(Saved entries)
------
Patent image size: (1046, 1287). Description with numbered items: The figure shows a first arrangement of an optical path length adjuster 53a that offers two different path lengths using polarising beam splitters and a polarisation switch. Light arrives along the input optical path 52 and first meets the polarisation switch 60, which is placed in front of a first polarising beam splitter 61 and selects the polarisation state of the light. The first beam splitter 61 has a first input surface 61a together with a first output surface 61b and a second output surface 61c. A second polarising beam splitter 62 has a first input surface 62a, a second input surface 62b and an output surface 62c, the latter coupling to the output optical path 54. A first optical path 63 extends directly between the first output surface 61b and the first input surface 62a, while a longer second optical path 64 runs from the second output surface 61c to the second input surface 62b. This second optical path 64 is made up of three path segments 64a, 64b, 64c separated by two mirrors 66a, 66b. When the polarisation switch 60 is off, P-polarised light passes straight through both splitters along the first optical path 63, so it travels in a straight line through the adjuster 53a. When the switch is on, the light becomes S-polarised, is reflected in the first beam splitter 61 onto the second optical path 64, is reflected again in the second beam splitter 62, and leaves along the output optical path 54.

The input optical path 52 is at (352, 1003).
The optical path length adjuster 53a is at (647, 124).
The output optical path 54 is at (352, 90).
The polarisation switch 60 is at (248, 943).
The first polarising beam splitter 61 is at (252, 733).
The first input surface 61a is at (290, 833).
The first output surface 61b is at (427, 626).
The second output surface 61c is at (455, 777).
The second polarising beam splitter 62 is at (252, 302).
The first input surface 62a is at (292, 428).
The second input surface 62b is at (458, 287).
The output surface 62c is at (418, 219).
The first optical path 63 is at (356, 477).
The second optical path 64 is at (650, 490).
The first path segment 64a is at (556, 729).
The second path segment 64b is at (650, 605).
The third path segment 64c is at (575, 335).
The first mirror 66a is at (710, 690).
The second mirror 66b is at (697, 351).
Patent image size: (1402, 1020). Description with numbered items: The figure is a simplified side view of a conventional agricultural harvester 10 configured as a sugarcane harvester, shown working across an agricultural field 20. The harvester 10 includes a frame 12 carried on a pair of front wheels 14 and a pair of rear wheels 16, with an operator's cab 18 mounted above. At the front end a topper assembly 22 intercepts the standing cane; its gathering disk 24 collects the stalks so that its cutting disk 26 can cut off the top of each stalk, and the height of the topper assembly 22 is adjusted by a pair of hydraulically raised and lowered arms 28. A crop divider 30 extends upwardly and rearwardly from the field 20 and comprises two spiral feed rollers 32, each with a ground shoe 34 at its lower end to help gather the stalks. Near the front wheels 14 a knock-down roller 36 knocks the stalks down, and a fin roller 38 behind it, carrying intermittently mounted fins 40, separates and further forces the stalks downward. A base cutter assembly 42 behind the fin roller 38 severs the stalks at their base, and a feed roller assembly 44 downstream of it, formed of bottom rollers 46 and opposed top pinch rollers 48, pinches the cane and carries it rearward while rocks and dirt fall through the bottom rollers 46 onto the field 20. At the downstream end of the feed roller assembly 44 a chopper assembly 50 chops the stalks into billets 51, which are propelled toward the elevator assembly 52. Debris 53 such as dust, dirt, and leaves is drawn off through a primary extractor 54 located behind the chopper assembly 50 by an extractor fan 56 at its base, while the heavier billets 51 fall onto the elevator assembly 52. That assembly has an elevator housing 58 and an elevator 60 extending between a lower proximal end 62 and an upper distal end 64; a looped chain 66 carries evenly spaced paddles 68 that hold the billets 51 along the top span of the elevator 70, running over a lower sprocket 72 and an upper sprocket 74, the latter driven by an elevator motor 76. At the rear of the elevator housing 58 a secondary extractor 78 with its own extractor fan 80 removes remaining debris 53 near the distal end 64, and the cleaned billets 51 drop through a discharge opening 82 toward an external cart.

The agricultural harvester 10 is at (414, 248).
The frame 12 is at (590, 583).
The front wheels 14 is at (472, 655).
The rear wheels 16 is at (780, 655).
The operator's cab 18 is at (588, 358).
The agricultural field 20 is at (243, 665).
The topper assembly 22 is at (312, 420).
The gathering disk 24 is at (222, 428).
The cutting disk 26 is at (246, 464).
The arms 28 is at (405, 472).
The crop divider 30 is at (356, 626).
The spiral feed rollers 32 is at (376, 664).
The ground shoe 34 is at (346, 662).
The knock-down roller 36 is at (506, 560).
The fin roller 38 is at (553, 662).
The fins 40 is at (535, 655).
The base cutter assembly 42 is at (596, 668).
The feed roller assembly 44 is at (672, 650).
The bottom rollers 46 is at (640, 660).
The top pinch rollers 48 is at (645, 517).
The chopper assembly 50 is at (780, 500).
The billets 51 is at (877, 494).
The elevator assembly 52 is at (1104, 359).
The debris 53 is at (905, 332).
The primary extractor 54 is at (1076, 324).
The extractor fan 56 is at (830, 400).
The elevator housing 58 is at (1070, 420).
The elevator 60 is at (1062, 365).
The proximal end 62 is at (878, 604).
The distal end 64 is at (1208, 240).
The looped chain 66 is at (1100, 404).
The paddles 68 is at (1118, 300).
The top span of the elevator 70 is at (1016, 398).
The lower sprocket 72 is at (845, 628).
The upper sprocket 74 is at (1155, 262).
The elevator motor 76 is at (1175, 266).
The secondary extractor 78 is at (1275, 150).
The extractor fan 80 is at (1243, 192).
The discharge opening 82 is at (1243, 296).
------
- **WHAT IS ASKED**: How many lines in the records contain the string "polarisation"? Reply with the number alone.

- **SOLVED PROBLEM**: 2